■ DIRECTION ■
Below are the records; copy each line in them that holds the word "limit".
====== PROVIDED ENTRIES
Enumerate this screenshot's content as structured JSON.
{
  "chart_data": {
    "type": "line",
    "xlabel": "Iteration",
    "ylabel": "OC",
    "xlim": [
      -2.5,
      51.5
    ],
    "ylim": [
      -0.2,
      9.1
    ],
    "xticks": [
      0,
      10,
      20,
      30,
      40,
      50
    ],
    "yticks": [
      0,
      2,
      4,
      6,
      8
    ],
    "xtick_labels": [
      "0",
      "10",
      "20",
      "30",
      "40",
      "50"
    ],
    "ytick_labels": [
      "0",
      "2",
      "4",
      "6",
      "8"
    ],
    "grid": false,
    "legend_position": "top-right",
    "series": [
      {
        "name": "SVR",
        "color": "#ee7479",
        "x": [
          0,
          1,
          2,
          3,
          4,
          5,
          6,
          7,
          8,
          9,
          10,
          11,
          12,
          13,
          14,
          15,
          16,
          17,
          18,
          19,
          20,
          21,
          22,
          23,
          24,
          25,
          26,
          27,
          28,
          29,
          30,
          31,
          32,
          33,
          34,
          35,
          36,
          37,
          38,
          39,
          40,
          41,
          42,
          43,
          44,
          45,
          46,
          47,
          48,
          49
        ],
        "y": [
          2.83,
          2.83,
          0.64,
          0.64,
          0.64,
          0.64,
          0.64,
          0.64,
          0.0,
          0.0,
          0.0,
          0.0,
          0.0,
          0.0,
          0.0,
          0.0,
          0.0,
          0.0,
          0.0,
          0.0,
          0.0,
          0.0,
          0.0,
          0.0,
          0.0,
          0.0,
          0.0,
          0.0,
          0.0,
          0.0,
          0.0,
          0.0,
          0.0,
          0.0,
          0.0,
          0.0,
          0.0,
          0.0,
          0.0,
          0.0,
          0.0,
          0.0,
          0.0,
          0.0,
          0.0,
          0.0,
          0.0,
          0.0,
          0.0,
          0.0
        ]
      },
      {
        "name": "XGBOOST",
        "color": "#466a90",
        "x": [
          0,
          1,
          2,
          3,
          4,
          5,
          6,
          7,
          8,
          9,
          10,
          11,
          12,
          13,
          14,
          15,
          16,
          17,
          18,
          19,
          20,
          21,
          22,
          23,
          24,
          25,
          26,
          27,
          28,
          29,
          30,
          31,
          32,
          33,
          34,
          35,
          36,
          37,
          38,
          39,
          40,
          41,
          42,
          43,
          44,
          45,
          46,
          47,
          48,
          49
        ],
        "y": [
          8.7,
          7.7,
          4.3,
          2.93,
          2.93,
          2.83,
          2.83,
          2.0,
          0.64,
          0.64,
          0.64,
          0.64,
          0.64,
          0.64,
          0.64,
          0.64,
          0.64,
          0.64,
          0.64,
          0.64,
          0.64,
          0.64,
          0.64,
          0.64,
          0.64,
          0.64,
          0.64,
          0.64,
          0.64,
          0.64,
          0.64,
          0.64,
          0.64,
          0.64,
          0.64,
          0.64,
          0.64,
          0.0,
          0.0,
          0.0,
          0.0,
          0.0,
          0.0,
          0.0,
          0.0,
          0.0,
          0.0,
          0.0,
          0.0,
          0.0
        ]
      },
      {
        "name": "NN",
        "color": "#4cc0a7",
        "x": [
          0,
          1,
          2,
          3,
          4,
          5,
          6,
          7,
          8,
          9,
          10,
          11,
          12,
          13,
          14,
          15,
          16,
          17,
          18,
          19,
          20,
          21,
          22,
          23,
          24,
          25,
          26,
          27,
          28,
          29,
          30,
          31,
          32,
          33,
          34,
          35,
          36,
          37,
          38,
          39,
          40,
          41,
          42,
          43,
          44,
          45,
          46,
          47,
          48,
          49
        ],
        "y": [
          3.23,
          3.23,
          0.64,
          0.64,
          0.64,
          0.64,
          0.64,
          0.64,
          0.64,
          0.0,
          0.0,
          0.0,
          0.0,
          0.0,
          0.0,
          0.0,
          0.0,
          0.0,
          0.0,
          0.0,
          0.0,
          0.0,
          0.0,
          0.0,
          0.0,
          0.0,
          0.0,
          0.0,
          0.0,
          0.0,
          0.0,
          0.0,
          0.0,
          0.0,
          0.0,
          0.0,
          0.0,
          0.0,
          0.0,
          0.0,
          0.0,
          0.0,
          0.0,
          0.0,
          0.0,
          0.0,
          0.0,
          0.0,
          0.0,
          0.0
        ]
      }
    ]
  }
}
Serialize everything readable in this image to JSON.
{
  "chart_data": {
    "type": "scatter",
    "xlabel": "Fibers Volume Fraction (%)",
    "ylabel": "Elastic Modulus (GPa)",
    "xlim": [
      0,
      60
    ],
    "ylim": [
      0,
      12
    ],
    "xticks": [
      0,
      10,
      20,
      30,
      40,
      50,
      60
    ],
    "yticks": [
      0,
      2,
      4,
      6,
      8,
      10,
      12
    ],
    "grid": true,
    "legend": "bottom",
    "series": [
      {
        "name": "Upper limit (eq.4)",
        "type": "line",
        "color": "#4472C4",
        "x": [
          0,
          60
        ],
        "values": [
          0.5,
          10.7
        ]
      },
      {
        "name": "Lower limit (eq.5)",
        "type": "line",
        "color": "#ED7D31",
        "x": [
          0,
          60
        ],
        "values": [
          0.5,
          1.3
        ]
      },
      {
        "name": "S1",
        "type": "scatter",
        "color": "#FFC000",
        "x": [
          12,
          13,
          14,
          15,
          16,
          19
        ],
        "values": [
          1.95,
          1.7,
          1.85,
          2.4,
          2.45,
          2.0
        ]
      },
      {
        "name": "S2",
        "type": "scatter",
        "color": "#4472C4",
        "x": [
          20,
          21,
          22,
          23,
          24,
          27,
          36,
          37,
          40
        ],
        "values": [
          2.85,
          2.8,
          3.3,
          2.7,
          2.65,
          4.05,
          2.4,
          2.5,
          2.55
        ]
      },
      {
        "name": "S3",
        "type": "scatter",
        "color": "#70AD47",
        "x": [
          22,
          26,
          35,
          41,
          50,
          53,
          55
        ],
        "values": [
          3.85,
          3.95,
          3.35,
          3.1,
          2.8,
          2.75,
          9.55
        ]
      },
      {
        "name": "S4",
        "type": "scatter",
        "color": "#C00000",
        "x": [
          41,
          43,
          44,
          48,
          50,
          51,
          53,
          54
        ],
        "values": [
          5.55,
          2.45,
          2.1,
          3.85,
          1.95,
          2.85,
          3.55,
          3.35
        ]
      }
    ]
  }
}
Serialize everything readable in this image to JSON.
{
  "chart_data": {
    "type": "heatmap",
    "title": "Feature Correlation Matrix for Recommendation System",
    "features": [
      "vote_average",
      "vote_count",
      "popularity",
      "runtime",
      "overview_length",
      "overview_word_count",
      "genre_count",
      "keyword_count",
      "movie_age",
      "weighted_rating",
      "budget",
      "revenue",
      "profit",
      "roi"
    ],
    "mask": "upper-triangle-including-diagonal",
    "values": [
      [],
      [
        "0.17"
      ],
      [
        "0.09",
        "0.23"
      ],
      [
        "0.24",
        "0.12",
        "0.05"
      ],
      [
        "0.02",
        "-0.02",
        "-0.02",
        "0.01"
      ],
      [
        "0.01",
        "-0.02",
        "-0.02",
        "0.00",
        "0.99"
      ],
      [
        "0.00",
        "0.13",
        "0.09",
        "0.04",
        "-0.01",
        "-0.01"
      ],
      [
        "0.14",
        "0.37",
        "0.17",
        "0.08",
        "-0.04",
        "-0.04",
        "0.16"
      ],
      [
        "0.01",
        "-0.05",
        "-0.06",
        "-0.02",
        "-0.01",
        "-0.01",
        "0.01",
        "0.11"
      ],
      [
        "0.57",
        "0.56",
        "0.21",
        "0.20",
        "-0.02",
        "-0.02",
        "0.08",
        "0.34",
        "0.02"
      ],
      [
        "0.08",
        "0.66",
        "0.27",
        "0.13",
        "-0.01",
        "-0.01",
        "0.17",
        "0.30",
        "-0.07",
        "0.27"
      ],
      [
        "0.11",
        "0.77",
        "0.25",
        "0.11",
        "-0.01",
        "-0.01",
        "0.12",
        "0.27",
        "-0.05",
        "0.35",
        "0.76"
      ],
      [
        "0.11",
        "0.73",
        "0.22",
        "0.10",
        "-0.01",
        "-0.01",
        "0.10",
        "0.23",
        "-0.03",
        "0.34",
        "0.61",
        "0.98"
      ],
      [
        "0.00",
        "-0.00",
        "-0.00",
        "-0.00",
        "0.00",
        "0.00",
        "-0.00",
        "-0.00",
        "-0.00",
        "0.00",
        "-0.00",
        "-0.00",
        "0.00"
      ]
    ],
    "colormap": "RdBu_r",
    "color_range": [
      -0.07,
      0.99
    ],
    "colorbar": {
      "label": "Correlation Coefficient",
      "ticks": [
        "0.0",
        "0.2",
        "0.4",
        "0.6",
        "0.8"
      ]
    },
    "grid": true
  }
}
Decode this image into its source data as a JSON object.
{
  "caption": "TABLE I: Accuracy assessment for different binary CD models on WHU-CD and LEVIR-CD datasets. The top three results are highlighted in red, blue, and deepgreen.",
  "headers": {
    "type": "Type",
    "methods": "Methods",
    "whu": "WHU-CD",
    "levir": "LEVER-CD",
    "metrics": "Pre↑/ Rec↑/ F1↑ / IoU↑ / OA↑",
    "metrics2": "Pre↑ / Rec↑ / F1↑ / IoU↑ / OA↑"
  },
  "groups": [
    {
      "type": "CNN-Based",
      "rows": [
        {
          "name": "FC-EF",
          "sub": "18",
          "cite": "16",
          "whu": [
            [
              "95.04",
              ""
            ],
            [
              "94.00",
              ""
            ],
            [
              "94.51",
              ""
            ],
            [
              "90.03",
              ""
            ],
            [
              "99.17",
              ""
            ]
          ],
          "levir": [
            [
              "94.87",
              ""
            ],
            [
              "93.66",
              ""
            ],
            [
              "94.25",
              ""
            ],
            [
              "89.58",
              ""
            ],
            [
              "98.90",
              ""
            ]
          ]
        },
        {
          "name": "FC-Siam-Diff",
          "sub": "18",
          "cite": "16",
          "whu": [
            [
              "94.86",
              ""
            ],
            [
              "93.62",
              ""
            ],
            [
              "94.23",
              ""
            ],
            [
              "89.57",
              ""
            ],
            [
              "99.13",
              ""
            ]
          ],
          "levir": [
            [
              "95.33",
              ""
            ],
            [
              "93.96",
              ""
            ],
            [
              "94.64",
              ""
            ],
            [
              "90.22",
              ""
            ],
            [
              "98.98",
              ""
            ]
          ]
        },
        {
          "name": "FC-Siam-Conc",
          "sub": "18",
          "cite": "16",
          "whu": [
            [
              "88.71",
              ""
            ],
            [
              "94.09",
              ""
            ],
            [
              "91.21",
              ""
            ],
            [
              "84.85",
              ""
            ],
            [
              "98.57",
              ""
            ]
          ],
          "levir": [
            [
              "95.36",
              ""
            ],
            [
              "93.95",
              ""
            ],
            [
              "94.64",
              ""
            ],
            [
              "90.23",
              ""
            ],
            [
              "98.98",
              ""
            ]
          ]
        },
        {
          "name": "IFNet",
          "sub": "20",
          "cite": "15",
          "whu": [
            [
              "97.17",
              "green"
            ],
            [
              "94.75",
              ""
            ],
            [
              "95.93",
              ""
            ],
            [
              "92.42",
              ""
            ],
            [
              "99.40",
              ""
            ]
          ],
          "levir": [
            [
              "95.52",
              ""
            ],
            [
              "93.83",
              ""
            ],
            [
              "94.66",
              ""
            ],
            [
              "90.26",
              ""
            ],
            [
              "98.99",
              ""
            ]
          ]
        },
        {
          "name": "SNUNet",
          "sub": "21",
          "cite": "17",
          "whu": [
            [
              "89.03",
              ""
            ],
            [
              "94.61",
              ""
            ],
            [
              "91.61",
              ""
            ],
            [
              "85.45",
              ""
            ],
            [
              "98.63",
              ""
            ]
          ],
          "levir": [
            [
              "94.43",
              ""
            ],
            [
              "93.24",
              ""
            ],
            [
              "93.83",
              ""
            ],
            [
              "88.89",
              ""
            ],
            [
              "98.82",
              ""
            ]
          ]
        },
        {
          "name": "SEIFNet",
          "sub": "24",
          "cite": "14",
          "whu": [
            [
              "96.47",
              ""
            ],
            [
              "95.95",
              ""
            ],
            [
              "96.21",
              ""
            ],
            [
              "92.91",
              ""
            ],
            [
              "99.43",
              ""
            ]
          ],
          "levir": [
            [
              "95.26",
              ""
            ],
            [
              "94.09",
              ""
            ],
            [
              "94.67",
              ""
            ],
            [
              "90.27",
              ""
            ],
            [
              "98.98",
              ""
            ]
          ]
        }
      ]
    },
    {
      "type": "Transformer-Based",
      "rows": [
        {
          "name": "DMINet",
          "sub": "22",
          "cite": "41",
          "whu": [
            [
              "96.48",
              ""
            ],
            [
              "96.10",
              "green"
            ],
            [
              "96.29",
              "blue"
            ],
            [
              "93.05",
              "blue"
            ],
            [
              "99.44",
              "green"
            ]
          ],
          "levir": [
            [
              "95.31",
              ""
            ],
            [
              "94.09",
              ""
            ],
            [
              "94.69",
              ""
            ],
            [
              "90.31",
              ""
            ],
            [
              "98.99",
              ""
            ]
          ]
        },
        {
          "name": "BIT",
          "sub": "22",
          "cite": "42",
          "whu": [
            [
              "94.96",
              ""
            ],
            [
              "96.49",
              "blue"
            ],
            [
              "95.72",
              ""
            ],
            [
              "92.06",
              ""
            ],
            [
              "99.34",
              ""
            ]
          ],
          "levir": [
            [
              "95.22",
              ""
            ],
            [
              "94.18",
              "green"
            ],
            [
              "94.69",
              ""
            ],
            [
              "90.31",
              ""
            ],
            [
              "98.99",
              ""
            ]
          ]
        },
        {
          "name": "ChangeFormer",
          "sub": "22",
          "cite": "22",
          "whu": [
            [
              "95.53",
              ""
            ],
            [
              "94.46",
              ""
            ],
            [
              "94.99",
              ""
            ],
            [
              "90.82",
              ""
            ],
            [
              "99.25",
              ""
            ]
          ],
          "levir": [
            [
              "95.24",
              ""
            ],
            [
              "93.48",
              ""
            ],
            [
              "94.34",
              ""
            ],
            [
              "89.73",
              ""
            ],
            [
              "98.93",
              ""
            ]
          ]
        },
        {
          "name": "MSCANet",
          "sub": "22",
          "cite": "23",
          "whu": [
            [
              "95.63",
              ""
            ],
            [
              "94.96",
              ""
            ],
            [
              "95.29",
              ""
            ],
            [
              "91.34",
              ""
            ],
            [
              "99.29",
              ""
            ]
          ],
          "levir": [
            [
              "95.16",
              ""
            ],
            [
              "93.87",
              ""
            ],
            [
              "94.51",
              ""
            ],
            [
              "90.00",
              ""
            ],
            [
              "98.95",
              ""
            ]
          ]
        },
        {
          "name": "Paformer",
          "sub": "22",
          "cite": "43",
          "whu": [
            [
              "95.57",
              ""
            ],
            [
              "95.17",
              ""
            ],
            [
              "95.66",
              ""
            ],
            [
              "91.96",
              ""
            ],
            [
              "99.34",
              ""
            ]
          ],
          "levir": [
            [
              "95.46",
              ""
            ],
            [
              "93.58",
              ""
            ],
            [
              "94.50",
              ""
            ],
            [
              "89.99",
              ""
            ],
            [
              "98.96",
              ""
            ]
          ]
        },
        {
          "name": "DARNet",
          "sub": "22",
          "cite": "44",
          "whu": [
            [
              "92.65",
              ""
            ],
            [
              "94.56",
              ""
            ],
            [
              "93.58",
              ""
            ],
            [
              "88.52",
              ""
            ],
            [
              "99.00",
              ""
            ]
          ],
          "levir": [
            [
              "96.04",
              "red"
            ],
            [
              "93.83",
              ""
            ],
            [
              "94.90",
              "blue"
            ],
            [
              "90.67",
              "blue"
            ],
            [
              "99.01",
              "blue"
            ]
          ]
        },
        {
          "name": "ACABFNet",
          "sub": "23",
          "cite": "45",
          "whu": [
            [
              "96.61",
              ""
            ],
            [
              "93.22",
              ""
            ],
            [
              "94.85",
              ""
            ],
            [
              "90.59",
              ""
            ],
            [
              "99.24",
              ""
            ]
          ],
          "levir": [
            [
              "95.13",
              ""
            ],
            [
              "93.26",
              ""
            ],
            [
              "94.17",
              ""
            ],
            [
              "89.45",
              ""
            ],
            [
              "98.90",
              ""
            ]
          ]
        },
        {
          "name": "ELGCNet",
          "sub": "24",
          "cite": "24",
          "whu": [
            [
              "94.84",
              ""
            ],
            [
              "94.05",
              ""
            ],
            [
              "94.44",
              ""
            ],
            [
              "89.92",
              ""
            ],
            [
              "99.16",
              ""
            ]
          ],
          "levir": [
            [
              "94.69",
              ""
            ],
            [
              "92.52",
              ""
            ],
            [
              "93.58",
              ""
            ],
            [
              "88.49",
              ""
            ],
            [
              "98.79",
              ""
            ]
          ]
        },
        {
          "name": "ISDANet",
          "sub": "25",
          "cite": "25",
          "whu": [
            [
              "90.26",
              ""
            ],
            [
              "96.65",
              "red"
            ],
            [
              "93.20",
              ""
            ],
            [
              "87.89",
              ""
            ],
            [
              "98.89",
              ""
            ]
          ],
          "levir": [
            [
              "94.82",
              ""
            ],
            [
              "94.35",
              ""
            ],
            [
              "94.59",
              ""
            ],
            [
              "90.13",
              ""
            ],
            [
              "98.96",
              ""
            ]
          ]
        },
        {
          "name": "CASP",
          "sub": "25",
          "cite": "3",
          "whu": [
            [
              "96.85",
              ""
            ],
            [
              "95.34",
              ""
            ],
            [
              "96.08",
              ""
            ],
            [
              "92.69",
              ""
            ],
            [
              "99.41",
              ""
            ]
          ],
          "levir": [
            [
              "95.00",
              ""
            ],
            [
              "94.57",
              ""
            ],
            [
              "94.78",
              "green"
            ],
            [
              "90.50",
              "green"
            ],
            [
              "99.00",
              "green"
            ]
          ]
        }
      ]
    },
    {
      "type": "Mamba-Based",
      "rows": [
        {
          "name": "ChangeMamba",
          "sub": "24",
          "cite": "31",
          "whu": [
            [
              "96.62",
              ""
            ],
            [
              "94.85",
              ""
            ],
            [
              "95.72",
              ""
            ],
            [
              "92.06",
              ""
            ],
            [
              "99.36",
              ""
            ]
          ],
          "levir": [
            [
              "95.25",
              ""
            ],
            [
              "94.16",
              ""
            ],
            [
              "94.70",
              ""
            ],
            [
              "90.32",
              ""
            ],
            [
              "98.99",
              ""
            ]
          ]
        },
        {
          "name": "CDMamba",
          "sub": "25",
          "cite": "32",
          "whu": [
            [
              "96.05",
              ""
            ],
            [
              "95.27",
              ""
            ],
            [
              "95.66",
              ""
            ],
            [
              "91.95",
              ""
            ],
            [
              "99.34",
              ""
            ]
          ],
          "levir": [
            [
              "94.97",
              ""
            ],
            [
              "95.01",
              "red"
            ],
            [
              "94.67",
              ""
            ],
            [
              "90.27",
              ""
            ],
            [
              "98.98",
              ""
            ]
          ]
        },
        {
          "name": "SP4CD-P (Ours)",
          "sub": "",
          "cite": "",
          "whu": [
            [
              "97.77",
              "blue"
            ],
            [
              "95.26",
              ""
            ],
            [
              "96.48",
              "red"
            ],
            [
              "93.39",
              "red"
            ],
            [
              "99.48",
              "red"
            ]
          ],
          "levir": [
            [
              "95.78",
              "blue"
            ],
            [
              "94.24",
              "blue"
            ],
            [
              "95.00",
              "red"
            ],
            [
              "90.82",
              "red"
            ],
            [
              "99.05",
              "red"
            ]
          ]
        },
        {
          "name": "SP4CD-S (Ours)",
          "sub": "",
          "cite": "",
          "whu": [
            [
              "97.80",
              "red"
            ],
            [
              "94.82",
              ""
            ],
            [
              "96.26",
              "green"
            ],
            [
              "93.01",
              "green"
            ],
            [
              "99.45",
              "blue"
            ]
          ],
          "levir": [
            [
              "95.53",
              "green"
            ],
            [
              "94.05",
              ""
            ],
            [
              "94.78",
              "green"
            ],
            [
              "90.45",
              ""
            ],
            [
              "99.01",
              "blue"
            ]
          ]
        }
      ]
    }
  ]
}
============
■ ANSWER IN FULL ■
        "name": "Upper limit (eq.4)",
        "name": "Lower limit (eq.5)",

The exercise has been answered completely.